* begin Entries supplied *

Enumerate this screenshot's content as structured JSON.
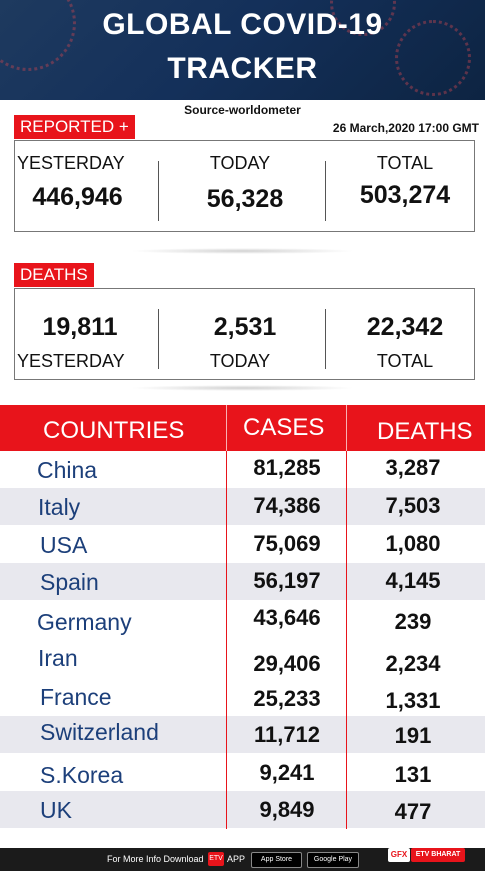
{
  "header": {
    "title_line1": "GLOBAL COVID-19",
    "title_line2": "TRACKER"
  },
  "source": "Source-worldometer",
  "date": "26 March,2020 17:00 GMT",
  "reported": {
    "tag": "REPORTED +",
    "yesterday_label": "YESTERDAY",
    "today_label": "TODAY",
    "total_label": "TOTAL",
    "yesterday": "446,946",
    "today": "56,328",
    "total": "503,274"
  },
  "deaths": {
    "tag": "DEATHS",
    "yesterday_label": "YESTERDAY",
    "today_label": "TODAY",
    "total_label": "TOTAL",
    "yesterday": "19,811",
    "today": "2,531",
    "total": "22,342"
  },
  "table": {
    "headers": [
      "COUNTRIES",
      "CASES",
      "DEATHS"
    ],
    "rows": [
      {
        "country": "China",
        "cases": "81,285",
        "deaths": "3,287"
      },
      {
        "country": "Italy",
        "cases": "74,386",
        "deaths": "7,503"
      },
      {
        "country": "USA",
        "cases": "75,069",
        "deaths": "1,080"
      },
      {
        "country": "Spain",
        "cases": "56,197",
        "deaths": "4,145"
      },
      {
        "country": "Germany",
        "cases": "43,646",
        "deaths": "239"
      },
      {
        "country": "Iran",
        "cases": "29,406",
        "deaths": "2,234"
      },
      {
        "country": "France",
        "cases": "25,233",
        "deaths": "1,331"
      },
      {
        "country": "Switzerland",
        "cases": "11,712",
        "deaths": "191"
      },
      {
        "country": "S.Korea",
        "cases": "9,241",
        "deaths": "131"
      },
      {
        "country": "UK",
        "cases": "9,849",
        "deaths": "477"
      }
    ]
  },
  "footer": {
    "info": "For More Info Download",
    "app": "APP",
    "etv_logo": "ETV",
    "app_store": "App Store",
    "google_play": "Google Play",
    "gfx": "GFX",
    "brand": "ETV BHARAT"
  },
  "colors": {
    "accent": "#e8141b",
    "header_bg": "#14305a",
    "country_text": "#1c3f7a"
  }
}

* end Entries supplied *

(Task statement)
All the records above need to be given again word for word. Skip the pictures.

(Solution to this problem)
Enumerate this screenshot's content as structured JSON.
{
  "header": {
    "title_line1": "GLOBAL COVID-19",
    "title_line2": "TRACKER"
  },
  "source": "Source-worldometer",
  "date": "26 March,2020 17:00 GMT",
  "reported": {
    "tag": "REPORTED +",
    "yesterday_label": "YESTERDAY",
    "today_label": "TODAY",
    "total_label": "TOTAL",
    "yesterday": "446,946",
    "today": "56,328",
    "total": "503,274"
  },
  "deaths": {
    "tag": "DEATHS",
    "yesterday_label": "YESTERDAY",
    "today_label": "TODAY",
    "total_label": "TOTAL",
    "yesterday": "19,811",
    "today": "2,531",
    "total": "22,342"
  },
  "table": {
    "headers": [
      "COUNTRIES",
      "CASES",
      "DEATHS"
    ],
    "rows": [
      {
        "country": "China",
        "cases": "81,285",
        "deaths": "3,287"
      },
      {
        "country": "Italy",
        "cases": "74,386",
        "deaths": "7,503"
      },
      {
        "country": "USA",
        "cases": "75,069",
        "deaths": "1,080"
      },
      {
        "country": "Spain",
        "cases": "56,197",
        "deaths": "4,145"
      },
      {
        "country": "Germany",
        "cases": "43,646",
        "deaths": "239"
      },
      {
        "country": "Iran",
        "cases": "29,406",
        "deaths": "2,234"
      },
      {
        "country": "France",
        "cases": "25,233",
        "deaths": "1,331"
      },
      {
        "country": "Switzerland",
        "cases": "11,712",
        "deaths": "191"
      },
      {
        "country": "S.Korea",
        "cases": "9,241",
        "deaths": "131"
      },
      {
        "country": "UK",
        "cases": "9,849",
        "deaths": "477"
      }
    ]
  },
  "footer": {
    "info": "For More Info Download",
    "app": "APP",
    "etv_logo": "ETV",
    "app_store": "App Store",
    "google_play": "Google Play",
    "gfx": "GFX",
    "brand": "ETV BHARAT"
  },
  "colors": {
    "accent": "#e8141b",
    "header_bg": "#14305a",
    "country_text": "#1c3f7a"
  }
}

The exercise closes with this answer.